>> BEGIN

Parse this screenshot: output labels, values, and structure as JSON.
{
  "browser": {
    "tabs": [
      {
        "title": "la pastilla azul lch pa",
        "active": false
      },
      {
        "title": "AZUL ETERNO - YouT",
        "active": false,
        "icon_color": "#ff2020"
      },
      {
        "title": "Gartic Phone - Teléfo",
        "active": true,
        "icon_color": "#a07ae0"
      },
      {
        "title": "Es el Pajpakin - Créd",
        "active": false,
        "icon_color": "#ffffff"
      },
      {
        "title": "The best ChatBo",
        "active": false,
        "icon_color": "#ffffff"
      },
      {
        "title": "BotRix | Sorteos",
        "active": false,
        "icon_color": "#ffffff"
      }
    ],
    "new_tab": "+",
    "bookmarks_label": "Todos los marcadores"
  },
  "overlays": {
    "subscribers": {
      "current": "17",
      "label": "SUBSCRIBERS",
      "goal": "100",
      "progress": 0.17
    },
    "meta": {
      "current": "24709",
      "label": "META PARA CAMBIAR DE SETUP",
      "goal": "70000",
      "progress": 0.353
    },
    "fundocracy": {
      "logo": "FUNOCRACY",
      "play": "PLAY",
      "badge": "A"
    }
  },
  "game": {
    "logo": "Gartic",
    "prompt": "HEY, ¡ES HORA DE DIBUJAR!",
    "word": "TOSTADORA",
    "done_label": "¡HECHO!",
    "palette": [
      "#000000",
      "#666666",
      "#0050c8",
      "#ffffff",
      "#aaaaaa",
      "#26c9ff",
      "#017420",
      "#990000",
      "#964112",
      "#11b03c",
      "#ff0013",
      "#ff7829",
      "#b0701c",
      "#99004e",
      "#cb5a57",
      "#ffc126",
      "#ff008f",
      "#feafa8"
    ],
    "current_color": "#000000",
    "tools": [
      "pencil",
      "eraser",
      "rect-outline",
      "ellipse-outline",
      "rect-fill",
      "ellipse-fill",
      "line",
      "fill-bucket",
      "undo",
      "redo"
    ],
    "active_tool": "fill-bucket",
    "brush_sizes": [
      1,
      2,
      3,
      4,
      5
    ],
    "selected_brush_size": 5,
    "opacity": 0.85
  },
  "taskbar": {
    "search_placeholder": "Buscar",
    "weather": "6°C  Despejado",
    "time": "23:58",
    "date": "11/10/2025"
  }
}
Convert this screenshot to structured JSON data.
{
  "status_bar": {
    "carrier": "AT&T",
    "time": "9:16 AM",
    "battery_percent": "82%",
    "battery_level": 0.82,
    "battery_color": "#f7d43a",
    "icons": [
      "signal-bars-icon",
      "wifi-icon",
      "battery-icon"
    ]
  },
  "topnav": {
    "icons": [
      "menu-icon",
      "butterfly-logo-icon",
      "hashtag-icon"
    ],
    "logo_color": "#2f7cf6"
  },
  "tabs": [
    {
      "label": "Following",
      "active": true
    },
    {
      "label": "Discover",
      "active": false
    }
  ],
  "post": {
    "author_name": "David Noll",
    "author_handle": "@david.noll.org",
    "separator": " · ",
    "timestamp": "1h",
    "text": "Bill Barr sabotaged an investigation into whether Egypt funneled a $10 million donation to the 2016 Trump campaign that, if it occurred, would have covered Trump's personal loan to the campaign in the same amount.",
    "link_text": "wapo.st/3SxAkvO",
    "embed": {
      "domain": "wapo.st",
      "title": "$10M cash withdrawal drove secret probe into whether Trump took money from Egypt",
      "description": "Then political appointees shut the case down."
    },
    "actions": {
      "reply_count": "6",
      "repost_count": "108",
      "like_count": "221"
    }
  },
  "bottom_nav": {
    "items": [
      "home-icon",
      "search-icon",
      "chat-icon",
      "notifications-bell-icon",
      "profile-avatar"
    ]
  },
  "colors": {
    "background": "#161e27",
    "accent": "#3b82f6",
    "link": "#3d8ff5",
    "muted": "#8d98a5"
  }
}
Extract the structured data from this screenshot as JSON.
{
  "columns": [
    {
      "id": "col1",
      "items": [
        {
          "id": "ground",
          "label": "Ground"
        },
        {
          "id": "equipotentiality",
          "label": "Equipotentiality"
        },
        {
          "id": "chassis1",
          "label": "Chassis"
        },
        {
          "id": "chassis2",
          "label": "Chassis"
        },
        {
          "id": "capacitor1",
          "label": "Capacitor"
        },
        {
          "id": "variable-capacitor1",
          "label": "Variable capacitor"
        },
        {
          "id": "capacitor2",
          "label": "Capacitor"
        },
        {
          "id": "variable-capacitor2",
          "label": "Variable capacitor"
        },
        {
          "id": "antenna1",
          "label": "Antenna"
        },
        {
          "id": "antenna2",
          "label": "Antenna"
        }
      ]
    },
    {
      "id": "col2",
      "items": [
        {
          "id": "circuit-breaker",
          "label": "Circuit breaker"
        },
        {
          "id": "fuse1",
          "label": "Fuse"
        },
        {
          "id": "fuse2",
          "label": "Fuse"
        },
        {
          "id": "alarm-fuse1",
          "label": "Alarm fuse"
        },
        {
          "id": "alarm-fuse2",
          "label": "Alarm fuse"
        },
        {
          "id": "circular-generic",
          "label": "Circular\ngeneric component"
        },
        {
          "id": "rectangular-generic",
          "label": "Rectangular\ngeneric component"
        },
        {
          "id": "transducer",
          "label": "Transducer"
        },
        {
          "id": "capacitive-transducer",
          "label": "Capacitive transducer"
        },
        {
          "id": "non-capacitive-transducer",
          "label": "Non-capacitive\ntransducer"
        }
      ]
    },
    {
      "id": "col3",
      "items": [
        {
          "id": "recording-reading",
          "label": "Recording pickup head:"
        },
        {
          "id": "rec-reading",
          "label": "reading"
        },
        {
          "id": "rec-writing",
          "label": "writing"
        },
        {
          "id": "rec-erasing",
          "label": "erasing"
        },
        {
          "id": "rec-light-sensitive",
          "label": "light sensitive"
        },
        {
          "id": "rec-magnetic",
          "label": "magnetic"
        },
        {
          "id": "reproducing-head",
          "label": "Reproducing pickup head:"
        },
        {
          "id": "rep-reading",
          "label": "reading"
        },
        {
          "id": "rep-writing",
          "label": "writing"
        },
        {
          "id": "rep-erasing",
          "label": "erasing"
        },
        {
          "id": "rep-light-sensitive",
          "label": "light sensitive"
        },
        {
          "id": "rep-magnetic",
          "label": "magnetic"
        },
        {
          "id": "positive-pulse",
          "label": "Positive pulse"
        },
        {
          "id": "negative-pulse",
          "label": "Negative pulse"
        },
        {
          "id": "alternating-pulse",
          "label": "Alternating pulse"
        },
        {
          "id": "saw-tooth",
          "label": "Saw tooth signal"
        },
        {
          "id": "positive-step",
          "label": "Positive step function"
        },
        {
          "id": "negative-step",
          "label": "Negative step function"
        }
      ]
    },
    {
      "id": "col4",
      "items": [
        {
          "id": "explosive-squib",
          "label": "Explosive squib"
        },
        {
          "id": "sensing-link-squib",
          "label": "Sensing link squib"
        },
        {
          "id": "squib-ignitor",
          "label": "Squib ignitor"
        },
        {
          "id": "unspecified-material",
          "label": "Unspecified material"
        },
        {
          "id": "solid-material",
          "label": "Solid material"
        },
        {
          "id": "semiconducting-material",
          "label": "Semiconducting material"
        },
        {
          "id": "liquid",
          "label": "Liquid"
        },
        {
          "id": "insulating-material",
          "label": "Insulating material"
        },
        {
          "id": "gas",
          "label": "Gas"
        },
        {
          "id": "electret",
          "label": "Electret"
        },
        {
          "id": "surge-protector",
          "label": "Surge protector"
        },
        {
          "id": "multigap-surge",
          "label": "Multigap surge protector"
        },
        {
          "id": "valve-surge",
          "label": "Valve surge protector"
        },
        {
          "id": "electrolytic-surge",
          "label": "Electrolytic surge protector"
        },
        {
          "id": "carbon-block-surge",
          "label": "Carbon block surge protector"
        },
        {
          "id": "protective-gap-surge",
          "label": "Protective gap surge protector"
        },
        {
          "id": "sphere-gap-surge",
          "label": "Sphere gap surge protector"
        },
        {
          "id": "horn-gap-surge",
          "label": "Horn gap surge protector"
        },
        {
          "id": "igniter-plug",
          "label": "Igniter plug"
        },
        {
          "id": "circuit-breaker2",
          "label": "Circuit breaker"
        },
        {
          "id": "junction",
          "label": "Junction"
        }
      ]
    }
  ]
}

>> END

**GOAL**
Find every line that holds "material" and copy it.

**FINISHED TASK**
          "id": "unspecified-material",
          "label": "Unspecified material"
          "id": "solid-material",
          "label": "Solid material"
          "id": "semiconducting-material",
          "label": "Semiconducting material"
          "id": "insulating-material",
          "label": "Insulating material"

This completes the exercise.